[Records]
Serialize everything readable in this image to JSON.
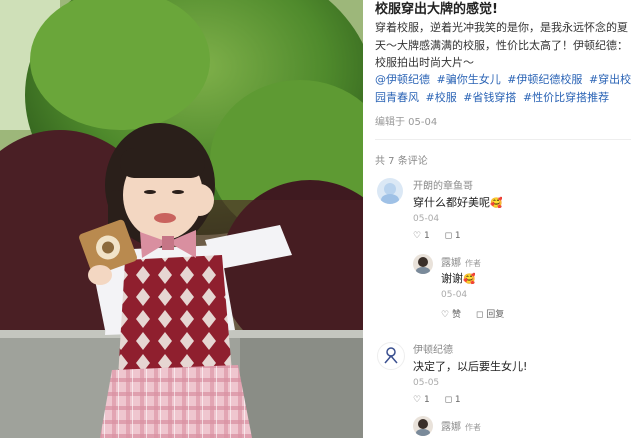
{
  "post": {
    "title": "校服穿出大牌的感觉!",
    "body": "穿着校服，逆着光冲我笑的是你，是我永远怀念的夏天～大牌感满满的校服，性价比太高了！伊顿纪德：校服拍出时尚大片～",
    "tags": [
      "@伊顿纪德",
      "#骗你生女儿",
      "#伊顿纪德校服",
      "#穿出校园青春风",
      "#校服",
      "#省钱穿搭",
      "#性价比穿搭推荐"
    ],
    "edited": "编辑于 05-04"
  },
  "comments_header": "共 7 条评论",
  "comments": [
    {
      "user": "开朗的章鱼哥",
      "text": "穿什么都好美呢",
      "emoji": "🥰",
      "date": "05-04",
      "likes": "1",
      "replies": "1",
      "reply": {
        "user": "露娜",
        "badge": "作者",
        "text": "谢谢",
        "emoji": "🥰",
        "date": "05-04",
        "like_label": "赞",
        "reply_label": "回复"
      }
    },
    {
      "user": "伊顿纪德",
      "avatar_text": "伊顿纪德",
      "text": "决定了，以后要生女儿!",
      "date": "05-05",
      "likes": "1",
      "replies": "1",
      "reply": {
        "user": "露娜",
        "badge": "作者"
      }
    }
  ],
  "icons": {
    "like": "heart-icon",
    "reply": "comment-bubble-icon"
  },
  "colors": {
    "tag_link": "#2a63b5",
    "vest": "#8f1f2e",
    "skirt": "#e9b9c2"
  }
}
--
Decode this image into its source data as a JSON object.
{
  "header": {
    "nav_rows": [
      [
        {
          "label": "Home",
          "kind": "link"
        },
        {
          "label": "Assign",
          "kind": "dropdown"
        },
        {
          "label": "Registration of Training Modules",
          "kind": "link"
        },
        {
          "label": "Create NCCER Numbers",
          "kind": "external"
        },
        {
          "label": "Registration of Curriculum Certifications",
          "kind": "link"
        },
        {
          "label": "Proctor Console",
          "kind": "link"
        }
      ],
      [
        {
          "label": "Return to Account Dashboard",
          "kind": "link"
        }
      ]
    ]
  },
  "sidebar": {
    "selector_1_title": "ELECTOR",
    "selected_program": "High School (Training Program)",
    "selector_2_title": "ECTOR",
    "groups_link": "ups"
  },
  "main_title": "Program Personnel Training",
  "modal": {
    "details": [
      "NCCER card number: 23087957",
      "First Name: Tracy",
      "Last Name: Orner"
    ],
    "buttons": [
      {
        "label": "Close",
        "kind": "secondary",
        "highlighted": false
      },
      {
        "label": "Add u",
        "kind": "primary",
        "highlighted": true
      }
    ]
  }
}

Written request: In the entries above, find every line holding the word "Program" and copy it out.

Task solution:
    "selected_program": "High School (Training Program)",
  "main_title": "Program Personnel Training",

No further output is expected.